Start of The input
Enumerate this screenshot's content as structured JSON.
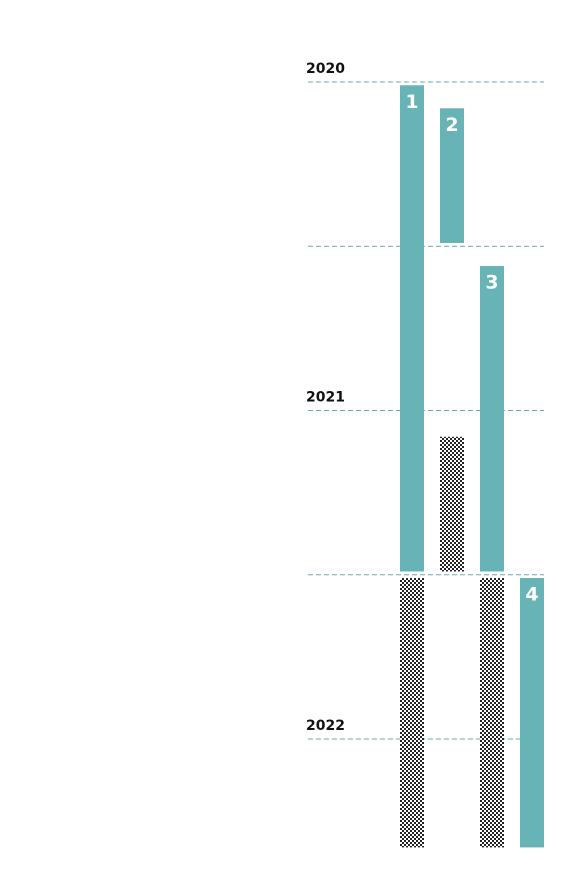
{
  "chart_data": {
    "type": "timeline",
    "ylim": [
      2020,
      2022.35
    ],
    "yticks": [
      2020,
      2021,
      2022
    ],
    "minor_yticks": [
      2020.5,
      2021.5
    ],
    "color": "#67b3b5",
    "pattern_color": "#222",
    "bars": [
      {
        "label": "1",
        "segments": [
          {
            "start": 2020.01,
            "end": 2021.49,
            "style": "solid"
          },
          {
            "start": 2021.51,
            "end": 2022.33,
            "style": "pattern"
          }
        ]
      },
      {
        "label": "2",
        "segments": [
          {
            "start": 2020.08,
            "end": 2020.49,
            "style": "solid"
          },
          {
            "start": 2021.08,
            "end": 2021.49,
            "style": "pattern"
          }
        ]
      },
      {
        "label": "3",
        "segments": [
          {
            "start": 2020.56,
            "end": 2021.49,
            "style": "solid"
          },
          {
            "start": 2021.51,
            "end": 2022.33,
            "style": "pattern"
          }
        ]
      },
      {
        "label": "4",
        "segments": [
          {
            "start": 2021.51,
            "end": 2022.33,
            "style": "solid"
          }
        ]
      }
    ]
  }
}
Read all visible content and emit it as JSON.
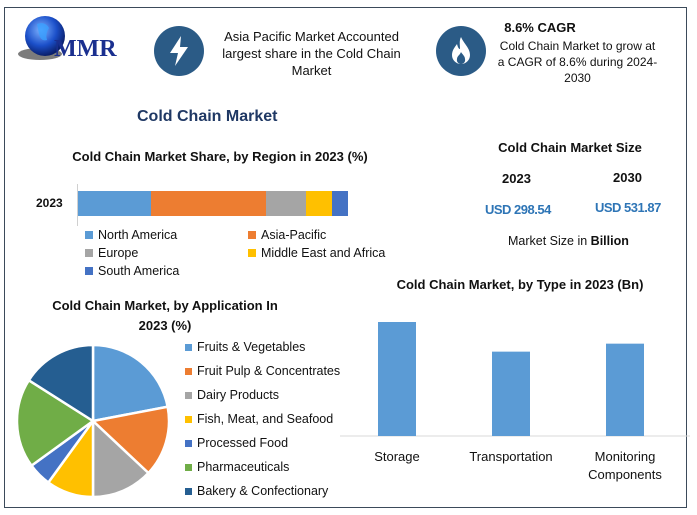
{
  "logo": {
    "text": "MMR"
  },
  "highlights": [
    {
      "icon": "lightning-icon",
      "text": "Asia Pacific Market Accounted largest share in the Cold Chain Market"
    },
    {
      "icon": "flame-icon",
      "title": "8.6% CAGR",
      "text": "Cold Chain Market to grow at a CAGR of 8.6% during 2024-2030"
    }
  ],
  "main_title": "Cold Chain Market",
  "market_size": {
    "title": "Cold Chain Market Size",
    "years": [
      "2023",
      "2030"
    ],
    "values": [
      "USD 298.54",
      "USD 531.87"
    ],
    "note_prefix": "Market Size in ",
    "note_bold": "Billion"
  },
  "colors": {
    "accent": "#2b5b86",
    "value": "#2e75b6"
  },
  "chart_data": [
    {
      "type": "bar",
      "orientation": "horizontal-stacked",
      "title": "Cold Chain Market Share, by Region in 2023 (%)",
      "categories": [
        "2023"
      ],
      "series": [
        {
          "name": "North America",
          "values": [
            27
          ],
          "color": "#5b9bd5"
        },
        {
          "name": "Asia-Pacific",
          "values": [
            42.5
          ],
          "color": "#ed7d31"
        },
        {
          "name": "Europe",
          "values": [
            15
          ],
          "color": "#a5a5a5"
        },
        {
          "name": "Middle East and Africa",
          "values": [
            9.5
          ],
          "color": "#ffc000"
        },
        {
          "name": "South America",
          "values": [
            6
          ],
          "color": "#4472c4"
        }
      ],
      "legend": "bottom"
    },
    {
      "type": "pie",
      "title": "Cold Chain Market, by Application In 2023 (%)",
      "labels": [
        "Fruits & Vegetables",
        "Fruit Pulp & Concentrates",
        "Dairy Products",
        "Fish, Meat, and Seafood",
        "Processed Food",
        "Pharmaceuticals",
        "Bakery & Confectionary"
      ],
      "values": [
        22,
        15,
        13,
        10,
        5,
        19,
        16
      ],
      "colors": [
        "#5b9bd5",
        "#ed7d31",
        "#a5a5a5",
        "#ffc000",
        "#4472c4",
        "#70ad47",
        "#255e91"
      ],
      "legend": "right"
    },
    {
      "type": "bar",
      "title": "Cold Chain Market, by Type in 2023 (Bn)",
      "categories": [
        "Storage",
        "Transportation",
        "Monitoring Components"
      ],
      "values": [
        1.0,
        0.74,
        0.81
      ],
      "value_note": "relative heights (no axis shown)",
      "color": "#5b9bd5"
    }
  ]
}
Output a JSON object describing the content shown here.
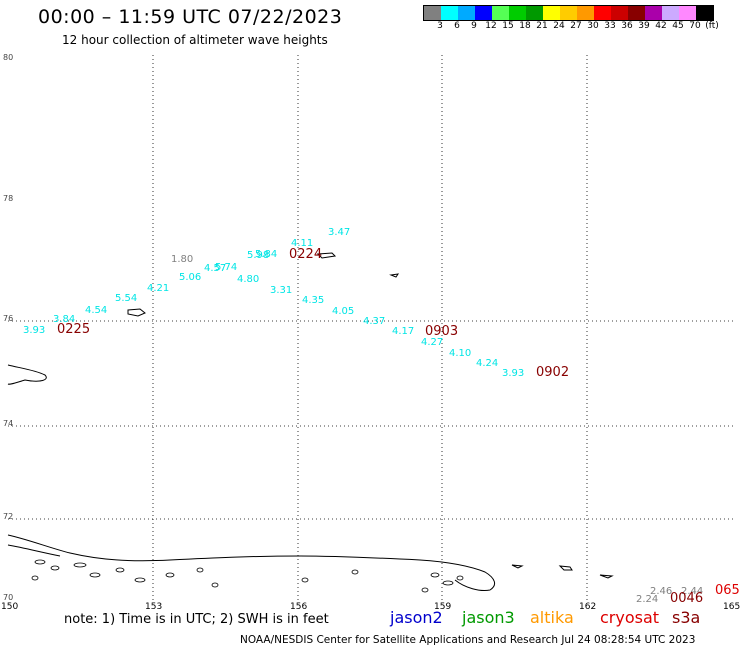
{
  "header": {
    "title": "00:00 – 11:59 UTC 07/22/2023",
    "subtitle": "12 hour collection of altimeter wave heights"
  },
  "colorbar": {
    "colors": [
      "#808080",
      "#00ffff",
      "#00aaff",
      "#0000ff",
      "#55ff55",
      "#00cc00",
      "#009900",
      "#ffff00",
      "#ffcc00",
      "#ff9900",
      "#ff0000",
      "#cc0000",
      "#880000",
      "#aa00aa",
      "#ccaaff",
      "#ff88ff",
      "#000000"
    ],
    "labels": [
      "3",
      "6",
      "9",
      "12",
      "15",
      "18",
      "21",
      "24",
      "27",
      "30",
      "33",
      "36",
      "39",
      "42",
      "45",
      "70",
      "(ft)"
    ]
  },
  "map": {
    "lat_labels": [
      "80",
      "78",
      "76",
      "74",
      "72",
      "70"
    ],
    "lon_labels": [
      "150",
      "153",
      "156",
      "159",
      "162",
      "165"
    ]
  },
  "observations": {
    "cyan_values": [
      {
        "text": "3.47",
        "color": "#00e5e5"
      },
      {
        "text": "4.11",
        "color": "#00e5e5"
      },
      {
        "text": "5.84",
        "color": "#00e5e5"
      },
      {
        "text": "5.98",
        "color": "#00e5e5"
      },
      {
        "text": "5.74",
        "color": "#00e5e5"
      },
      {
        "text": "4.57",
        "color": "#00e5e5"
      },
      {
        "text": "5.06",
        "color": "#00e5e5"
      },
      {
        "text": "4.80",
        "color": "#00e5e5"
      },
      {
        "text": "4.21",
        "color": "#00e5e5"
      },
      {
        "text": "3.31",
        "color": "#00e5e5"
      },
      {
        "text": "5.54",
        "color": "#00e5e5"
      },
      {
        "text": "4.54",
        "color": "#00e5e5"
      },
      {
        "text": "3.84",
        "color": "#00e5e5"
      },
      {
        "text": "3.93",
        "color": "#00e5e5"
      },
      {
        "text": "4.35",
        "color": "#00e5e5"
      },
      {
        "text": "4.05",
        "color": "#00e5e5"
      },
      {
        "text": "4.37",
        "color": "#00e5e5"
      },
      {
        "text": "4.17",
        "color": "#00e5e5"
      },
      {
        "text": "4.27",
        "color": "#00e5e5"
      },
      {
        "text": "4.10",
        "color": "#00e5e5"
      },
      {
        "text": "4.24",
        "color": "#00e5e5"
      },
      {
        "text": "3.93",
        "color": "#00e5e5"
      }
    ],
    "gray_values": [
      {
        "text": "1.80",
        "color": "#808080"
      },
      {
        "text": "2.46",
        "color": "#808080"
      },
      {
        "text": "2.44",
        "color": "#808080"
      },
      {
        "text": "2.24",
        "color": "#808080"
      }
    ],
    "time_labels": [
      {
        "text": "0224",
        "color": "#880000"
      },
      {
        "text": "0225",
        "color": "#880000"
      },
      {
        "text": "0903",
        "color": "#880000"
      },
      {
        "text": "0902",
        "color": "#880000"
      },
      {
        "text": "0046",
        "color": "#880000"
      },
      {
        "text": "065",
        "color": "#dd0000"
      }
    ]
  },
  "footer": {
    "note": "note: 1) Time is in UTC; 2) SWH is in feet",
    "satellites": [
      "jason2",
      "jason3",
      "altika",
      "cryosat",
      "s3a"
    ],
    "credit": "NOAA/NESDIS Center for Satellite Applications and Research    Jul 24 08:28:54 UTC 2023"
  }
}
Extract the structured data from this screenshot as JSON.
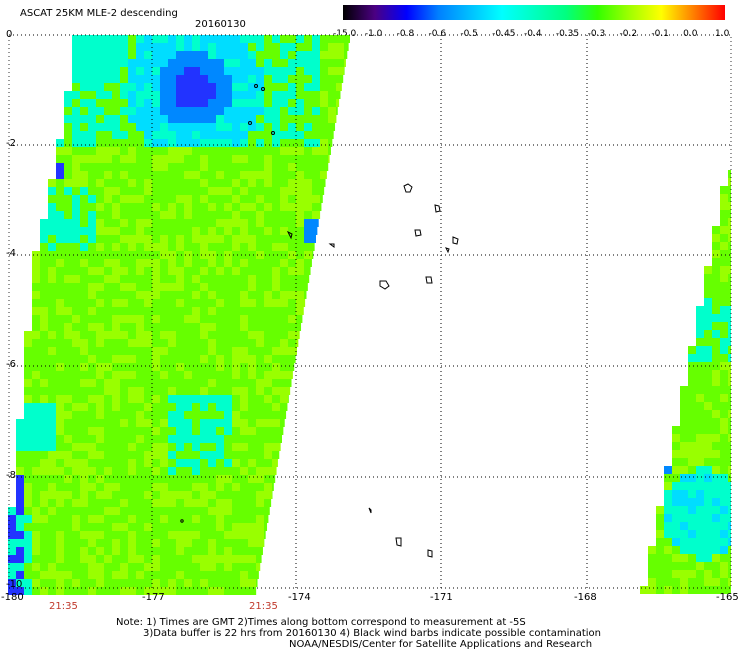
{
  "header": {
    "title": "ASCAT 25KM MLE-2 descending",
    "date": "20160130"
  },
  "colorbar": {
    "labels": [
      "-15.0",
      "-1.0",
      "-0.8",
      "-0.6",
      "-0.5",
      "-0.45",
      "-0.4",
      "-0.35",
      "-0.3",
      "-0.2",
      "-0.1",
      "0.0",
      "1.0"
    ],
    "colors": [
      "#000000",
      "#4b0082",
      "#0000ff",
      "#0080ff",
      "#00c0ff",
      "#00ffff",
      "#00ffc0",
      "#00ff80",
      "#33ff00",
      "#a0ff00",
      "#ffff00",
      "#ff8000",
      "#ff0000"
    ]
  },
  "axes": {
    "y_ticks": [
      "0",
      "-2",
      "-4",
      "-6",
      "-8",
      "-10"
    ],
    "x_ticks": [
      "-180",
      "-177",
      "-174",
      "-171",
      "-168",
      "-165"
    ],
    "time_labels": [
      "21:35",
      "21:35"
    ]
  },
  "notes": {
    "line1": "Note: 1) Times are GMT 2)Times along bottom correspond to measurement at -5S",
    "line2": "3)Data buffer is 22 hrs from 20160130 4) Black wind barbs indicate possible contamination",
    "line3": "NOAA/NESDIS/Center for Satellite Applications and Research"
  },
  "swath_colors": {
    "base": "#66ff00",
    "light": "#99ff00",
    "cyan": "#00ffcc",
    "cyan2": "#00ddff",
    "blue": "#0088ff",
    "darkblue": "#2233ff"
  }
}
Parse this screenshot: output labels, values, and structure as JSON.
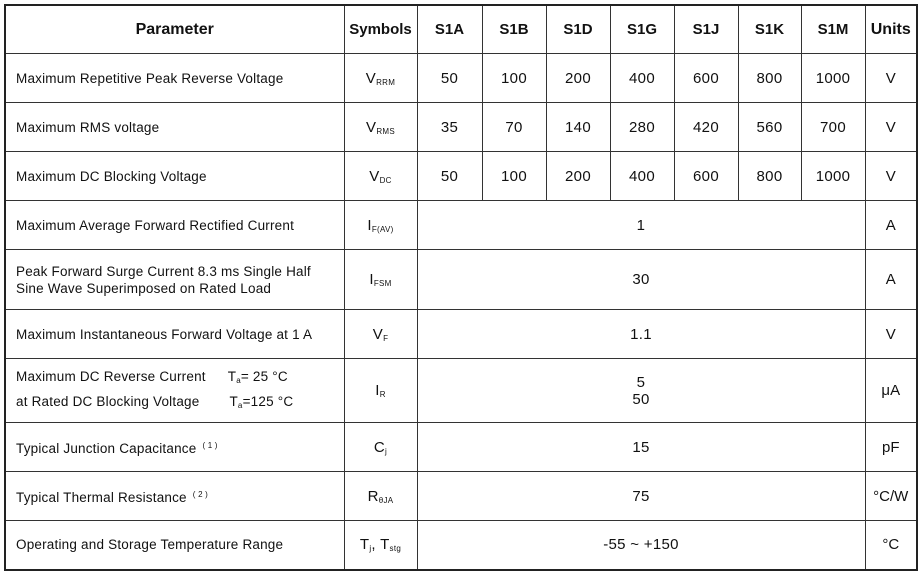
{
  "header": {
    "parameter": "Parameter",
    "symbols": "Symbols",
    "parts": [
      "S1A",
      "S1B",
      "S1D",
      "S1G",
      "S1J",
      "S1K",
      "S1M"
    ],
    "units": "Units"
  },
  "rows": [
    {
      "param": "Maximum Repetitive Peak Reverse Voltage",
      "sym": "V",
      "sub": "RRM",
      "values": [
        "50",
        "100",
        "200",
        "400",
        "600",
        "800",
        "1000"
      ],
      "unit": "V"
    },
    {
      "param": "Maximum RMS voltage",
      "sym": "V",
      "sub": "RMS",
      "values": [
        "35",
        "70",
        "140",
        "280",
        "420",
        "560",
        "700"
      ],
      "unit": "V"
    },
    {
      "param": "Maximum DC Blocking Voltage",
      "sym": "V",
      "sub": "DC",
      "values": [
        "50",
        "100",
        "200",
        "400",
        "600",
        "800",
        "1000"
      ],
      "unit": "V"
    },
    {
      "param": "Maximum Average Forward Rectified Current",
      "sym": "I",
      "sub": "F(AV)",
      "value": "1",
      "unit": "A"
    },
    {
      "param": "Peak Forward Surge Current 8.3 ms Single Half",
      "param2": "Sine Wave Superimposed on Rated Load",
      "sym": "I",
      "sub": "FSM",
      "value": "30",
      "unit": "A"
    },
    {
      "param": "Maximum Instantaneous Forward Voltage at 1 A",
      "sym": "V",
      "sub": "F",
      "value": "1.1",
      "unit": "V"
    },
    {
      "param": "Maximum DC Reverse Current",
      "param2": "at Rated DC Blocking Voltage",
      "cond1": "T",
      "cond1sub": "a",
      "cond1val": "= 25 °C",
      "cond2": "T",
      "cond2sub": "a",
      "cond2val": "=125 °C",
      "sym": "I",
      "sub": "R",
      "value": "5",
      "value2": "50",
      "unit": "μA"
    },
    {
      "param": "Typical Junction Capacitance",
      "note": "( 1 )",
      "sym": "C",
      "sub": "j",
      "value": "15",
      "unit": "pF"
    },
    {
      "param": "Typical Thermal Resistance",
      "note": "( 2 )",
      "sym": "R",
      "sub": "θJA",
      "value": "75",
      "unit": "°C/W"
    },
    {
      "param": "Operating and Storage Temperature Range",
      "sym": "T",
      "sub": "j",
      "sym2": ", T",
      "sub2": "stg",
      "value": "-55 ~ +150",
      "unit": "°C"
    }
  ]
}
End of The input
Look through the listing above. Pick out each line with "icon" and copy it.

      "icon": "lightning-icon",
      "icon": "flame-icon",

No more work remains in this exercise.